Every line with the string "objectives" should be gathered.

:: The data

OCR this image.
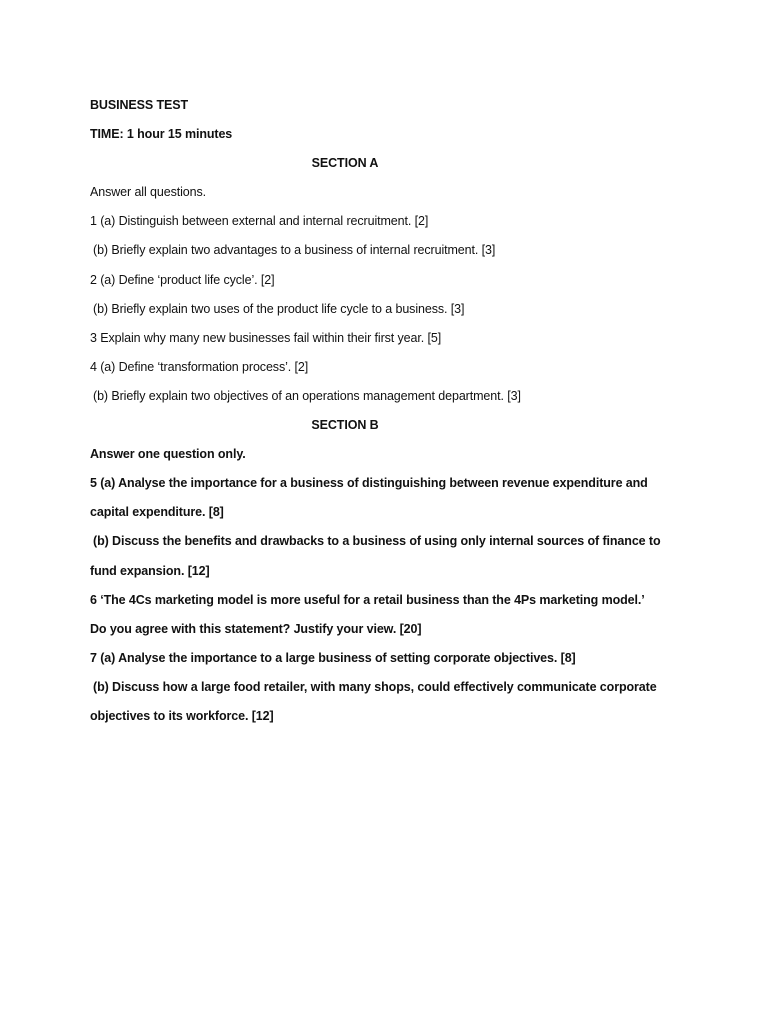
BUSINESS TEST
TIME: 1 hour 15 minutes
SECTION A
Answer all questions.
1 (a) Distinguish between external and internal recruitment. [2]
(b) Briefly explain two advantages to a business of internal recruitment. [3]
2 (a) Define ‘product life cycle’. [2]
(b) Briefly explain two uses of the product life cycle to a business. [3]
3 Explain why many new businesses fail within their first year. [5]
4 (a) Define ‘transformation process’. [2]
(b) Briefly explain two objectives of an operations management department. [3]
SECTION B
Answer one question only.
5 (a) Analyse the importance for a business of distinguishing between revenue expenditure and
capital expenditure. [8]
(b) Discuss the benefits and drawbacks to a business of using only internal sources of finance to
fund expansion. [12]
6 ‘The 4Cs marketing model is more useful for a retail business than the 4Ps marketing model.’
Do you agree with this statement? Justify your view. [20]
7 (a) Analyse the importance to a large business of setting corporate objectives. [8]
(b) Discuss how a large food retailer, with many shops, could effectively communicate corporate
objectives to its workforce. [12]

::::

**Output of the task:**
(b) Briefly explain two objectives of an operations management department. [3]
7 (a) Analyse the importance to a large business of setting corporate objectives. [8]
objectives to its workforce. [12]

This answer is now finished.